## Begin Records for processing

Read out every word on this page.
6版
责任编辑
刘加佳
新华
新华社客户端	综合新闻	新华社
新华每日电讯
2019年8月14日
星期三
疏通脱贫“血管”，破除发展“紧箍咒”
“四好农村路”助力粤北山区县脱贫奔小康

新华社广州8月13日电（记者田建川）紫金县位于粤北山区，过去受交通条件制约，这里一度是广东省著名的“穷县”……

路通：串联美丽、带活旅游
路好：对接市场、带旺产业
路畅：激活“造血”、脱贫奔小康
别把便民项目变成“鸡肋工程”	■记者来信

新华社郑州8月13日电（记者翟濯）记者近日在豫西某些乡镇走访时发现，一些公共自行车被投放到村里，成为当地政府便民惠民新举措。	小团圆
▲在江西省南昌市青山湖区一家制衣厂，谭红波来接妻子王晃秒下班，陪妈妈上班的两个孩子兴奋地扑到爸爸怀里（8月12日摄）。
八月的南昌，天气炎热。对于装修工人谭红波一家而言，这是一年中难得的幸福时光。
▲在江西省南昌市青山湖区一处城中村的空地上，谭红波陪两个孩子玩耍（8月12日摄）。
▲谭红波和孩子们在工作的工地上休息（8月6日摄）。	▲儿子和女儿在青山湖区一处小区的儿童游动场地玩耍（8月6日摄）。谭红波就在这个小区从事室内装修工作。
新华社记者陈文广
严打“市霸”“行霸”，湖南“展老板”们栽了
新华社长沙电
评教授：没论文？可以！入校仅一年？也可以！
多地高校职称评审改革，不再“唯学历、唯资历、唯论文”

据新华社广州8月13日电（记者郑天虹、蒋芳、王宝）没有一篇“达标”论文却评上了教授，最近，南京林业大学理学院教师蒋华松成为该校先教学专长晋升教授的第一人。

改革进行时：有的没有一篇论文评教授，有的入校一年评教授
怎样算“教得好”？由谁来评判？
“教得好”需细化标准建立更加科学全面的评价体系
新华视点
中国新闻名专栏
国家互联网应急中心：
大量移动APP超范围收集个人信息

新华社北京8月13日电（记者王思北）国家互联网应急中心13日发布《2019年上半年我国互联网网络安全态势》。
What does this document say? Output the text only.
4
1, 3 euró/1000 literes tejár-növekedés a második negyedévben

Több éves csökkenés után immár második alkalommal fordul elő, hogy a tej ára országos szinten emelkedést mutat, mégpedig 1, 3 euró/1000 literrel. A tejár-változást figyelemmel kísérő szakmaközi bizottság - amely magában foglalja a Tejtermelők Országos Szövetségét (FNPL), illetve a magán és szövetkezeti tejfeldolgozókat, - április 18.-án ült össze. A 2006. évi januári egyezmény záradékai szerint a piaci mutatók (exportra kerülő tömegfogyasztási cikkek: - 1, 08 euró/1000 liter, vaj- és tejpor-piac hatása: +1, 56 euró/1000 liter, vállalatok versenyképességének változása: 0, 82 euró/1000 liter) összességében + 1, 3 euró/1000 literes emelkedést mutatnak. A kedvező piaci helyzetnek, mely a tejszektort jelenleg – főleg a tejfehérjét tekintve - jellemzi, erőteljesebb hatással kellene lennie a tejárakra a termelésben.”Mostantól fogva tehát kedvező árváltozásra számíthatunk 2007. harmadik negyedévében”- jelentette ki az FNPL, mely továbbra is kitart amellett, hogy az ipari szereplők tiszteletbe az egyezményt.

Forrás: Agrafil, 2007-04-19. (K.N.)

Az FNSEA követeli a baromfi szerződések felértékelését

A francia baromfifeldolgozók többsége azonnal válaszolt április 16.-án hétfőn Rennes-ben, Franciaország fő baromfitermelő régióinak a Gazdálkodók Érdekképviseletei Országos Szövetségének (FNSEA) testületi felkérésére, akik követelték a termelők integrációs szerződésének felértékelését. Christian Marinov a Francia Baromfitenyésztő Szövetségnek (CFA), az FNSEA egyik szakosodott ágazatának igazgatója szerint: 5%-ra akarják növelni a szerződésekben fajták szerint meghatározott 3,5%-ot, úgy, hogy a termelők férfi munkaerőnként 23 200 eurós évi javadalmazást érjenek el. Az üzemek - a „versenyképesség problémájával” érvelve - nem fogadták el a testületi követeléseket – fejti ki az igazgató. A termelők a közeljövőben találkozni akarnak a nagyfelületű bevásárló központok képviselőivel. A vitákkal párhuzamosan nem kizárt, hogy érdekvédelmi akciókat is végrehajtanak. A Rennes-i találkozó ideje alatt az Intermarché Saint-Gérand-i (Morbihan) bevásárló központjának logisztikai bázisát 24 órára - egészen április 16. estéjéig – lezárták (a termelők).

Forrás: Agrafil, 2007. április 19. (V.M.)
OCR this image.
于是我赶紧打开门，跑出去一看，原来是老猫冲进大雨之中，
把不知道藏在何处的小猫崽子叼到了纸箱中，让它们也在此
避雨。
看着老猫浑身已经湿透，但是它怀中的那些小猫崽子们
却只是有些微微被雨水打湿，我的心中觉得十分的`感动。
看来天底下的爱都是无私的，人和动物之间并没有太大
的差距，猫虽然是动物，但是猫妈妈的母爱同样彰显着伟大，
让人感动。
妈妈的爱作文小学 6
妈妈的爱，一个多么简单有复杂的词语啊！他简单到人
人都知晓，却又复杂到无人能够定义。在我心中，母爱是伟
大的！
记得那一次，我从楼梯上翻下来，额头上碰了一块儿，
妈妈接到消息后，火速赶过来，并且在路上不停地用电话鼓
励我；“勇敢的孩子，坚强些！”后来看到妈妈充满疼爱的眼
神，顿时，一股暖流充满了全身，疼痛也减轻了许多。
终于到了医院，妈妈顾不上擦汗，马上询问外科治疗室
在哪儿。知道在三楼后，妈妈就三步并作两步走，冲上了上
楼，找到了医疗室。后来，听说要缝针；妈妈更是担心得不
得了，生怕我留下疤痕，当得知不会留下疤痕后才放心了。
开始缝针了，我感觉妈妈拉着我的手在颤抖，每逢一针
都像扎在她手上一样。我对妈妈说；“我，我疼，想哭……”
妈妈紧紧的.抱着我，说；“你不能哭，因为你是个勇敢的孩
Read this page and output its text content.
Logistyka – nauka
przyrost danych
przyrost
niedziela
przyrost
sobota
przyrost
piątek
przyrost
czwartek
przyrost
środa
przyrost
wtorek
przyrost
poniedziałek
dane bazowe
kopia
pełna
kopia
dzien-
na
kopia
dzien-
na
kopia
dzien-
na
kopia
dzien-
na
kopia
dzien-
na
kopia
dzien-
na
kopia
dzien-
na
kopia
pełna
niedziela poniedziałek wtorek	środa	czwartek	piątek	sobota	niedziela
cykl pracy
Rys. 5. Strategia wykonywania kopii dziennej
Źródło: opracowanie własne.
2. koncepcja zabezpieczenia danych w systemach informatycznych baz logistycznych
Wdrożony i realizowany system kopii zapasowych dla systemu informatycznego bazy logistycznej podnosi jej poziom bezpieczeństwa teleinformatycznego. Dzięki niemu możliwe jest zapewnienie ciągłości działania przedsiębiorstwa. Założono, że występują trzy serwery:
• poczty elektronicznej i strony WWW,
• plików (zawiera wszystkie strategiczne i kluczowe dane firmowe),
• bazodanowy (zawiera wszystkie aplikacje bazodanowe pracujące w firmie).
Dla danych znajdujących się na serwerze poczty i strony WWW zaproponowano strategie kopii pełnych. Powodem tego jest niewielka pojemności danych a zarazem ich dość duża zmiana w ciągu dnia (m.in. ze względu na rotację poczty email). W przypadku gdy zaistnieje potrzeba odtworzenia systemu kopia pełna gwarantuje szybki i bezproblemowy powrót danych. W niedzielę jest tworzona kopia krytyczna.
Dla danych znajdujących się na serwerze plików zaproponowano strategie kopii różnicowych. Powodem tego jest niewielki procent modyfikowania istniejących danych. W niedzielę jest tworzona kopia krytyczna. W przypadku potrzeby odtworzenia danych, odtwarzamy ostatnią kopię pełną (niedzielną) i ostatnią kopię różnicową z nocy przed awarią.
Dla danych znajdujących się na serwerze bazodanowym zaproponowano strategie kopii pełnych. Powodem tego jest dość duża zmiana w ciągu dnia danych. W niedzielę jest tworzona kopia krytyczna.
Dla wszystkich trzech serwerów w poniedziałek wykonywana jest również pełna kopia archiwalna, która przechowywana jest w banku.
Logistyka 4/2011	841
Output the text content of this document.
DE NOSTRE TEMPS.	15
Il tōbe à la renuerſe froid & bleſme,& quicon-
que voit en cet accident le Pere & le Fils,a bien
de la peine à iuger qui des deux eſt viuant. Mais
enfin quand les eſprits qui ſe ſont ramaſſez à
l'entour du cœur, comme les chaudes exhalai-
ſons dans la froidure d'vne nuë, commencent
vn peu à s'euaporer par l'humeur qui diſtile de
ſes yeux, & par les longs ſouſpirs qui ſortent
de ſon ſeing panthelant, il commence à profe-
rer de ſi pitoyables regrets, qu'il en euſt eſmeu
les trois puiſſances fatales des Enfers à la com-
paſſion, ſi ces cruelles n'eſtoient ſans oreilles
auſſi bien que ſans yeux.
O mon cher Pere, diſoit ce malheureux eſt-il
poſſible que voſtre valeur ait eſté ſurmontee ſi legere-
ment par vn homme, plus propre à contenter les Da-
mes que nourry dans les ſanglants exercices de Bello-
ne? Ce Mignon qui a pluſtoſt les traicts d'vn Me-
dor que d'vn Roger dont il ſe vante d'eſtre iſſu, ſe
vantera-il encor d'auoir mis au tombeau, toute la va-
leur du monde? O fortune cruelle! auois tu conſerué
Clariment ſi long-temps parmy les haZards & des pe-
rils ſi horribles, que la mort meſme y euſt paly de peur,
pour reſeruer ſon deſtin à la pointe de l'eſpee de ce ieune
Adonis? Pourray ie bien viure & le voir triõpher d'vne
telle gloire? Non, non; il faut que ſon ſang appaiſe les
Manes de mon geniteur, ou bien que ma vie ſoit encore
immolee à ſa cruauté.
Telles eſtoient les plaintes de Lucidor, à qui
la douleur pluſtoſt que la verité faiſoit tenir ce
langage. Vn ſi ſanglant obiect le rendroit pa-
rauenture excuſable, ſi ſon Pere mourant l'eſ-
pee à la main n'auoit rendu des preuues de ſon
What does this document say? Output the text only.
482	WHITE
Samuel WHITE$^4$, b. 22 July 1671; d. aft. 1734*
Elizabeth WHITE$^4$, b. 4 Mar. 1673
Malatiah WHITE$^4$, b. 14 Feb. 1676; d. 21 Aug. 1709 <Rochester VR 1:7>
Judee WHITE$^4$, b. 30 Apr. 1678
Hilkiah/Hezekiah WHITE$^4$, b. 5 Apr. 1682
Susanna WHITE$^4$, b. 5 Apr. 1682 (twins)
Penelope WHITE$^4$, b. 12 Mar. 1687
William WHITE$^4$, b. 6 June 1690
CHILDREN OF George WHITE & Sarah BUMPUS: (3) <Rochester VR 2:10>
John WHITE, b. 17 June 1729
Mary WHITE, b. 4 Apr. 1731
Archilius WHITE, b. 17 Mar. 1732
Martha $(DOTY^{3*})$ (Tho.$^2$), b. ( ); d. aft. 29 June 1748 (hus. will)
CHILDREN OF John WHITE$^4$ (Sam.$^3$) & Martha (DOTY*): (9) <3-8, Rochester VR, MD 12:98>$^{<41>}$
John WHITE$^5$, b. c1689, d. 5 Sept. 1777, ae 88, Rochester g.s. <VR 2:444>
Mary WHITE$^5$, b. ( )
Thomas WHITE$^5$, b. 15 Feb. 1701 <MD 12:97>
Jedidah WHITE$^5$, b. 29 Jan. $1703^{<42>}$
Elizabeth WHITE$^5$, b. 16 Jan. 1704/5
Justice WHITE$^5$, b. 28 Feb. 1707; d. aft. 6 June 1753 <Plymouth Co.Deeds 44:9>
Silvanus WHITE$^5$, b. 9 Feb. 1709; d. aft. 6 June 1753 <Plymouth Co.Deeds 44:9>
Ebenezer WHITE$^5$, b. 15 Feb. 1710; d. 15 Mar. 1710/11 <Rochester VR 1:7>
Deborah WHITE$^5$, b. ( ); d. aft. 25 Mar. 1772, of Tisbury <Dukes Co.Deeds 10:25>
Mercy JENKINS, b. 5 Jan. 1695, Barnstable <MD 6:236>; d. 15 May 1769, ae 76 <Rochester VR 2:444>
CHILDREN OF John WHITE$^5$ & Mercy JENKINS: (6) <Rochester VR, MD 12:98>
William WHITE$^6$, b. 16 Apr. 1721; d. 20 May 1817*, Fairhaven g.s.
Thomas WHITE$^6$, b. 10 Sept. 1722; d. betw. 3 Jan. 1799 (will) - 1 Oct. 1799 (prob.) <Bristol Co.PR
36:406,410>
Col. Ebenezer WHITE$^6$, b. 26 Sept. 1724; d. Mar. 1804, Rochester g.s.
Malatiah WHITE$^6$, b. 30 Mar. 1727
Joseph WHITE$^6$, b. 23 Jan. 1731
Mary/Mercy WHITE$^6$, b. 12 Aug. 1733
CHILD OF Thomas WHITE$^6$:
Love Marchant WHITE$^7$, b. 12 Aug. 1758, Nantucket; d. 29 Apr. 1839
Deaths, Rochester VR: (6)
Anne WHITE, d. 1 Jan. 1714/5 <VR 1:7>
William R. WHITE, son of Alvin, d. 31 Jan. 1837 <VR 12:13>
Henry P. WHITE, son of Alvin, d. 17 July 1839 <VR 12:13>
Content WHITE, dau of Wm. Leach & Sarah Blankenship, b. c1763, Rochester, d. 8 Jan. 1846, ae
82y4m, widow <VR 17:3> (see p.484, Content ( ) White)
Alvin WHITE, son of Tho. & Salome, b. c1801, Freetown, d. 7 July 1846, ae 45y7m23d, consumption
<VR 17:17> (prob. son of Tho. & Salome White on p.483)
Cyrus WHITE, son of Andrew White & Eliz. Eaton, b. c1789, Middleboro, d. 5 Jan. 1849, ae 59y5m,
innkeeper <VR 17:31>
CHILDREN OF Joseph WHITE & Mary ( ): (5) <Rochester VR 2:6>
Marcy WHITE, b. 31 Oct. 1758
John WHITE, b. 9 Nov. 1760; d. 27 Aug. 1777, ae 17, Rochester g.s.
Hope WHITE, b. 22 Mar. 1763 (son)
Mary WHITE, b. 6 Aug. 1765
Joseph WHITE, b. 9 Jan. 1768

## End Records for processing

Pull out all lines from the entries above that include the word "bien".

**Task answer**.
que voit en cet accident le Pere & le Fils,a bien
auſſi bien que ſans yeux.
Adonis? Pourray ie bien viure & le voir triõpher d'vne
Manes de mon geniteur, ou bien que ma vie ſoit encore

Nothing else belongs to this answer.